═══ DATA FOR THIS TASK

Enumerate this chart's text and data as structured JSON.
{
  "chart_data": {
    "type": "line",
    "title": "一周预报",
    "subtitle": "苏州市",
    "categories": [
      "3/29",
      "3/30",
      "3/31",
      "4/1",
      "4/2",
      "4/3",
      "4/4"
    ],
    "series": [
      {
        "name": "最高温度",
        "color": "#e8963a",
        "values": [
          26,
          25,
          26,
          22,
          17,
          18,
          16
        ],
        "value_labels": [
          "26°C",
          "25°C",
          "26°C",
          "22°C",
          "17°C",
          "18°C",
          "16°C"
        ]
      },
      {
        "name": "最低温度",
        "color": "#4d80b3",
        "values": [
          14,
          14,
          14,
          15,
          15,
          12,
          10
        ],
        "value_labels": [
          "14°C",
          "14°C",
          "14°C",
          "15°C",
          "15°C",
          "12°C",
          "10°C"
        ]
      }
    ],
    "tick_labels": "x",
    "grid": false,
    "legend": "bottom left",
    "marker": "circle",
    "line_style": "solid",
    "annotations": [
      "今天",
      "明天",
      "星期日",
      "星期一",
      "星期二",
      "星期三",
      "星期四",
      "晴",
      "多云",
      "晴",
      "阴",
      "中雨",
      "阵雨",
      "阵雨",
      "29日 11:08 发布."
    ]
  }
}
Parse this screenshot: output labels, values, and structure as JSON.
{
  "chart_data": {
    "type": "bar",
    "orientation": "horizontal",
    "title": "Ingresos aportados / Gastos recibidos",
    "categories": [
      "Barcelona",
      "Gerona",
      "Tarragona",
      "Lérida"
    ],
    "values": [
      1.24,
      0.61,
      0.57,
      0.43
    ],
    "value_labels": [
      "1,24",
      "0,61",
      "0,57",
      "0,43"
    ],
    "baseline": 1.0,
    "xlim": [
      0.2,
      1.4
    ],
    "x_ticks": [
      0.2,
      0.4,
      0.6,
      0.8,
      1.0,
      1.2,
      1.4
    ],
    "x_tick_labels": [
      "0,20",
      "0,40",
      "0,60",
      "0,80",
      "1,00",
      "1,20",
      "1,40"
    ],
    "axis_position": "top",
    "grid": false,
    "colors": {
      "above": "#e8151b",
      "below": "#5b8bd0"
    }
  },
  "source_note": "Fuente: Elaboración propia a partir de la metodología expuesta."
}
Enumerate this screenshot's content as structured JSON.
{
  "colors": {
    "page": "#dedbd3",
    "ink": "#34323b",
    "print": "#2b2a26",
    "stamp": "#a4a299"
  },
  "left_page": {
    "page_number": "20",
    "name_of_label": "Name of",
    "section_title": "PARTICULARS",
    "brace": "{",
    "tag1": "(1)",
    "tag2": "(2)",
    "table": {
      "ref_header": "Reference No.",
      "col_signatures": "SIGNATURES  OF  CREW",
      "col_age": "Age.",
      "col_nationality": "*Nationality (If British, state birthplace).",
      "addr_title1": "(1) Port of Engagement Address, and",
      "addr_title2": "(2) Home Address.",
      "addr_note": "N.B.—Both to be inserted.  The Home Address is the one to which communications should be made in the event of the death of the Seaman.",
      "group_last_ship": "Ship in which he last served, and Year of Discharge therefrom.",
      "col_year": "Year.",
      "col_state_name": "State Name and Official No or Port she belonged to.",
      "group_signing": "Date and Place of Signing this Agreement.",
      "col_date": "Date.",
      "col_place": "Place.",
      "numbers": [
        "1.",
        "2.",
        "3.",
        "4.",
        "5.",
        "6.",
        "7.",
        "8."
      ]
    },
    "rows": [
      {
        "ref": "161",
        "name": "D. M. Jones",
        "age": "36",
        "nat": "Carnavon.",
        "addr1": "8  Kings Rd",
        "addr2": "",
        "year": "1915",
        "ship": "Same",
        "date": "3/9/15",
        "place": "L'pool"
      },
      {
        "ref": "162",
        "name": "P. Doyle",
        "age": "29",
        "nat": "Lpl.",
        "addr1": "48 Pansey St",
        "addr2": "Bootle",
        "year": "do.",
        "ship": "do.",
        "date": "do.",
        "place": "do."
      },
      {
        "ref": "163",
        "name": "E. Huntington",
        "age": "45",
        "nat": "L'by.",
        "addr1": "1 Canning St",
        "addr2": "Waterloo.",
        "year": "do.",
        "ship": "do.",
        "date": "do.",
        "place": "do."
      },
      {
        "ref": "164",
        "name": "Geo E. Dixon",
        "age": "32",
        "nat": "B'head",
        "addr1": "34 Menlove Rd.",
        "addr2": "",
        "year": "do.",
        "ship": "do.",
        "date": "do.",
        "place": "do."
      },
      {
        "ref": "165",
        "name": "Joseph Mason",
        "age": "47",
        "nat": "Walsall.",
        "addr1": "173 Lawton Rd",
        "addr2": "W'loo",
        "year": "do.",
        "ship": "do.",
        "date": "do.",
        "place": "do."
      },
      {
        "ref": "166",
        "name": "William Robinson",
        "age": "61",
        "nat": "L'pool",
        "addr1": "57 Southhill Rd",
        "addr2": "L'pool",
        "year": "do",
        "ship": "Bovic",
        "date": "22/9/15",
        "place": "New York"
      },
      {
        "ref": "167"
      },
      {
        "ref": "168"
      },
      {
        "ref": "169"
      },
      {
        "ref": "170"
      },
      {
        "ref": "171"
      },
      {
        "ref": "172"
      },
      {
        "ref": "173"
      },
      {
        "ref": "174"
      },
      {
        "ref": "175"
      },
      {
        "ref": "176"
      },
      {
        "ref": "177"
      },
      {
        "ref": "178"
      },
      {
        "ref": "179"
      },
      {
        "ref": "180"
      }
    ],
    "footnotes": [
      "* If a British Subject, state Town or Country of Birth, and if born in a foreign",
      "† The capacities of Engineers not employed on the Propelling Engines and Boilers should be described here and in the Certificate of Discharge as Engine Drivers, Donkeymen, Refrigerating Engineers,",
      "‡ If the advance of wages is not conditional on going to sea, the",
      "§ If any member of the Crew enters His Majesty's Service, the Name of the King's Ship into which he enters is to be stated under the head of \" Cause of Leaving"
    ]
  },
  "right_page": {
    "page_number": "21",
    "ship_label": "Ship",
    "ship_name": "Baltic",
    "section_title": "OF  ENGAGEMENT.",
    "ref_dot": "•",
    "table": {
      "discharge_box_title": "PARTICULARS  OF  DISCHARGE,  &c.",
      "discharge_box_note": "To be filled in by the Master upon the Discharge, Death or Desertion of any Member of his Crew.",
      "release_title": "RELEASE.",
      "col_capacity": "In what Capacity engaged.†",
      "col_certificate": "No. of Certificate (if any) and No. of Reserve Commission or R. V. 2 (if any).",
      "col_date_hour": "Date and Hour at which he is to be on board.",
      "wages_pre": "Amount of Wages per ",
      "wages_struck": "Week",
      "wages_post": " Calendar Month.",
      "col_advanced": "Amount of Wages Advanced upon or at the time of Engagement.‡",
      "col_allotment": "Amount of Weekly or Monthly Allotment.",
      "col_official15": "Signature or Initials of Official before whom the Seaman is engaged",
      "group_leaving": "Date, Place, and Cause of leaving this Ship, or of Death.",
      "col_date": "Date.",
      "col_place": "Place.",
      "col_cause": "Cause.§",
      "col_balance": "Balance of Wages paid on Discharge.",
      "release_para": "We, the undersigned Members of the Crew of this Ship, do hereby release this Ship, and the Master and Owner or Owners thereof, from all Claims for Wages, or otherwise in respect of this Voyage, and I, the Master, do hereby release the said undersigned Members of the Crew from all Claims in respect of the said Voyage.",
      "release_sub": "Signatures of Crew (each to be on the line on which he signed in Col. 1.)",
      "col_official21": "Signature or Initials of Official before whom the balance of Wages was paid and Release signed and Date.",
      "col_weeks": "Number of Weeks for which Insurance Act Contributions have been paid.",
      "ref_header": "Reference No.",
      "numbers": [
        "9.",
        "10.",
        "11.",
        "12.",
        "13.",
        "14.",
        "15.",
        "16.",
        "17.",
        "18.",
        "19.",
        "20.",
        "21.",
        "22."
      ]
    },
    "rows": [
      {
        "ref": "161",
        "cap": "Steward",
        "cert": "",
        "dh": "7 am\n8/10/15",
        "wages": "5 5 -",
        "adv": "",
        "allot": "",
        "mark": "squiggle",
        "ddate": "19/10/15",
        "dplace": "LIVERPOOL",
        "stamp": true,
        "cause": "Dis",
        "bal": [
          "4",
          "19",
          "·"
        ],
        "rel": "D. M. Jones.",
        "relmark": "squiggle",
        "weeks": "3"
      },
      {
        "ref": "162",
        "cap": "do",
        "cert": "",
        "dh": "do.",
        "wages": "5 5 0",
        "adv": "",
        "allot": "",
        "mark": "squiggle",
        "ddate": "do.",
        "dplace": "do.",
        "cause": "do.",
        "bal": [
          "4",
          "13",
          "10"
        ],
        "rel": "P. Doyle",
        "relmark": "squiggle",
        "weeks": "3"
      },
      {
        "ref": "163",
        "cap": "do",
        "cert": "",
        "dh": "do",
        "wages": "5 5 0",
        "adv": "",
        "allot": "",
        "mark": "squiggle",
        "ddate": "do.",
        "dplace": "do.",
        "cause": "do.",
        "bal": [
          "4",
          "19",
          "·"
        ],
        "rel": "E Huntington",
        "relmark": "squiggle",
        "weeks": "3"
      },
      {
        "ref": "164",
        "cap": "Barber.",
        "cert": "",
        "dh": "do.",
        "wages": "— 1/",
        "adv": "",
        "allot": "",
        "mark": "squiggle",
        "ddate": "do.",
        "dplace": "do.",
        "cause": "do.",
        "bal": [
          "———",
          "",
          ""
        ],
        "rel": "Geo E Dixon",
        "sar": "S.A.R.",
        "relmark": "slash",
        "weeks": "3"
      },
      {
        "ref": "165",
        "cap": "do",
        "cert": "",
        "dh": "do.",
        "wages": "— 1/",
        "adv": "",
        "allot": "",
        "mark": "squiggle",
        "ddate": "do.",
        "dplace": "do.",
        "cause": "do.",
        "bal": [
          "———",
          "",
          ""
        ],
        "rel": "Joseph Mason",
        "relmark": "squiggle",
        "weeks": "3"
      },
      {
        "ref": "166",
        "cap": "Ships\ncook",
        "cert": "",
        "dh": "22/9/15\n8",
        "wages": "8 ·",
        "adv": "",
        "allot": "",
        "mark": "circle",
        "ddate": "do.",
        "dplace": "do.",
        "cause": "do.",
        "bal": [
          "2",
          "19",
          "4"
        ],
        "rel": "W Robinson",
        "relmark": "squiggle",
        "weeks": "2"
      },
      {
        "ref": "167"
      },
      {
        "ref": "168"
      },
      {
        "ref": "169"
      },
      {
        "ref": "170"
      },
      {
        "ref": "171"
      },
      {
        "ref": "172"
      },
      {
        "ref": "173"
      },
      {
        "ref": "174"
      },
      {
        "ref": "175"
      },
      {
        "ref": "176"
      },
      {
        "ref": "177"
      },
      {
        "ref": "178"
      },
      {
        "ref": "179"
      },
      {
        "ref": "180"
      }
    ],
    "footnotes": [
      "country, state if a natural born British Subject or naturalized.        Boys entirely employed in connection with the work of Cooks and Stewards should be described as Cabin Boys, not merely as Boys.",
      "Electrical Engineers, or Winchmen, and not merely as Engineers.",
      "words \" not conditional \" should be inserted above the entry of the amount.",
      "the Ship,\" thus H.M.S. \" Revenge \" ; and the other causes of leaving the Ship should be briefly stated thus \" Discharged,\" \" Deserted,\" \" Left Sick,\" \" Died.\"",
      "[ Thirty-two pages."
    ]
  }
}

══════

YOUR TASK:
Looking at the material above, count the lines that hold "values" and give the total alone.

SOLUTION TO THE EXERCISE:
4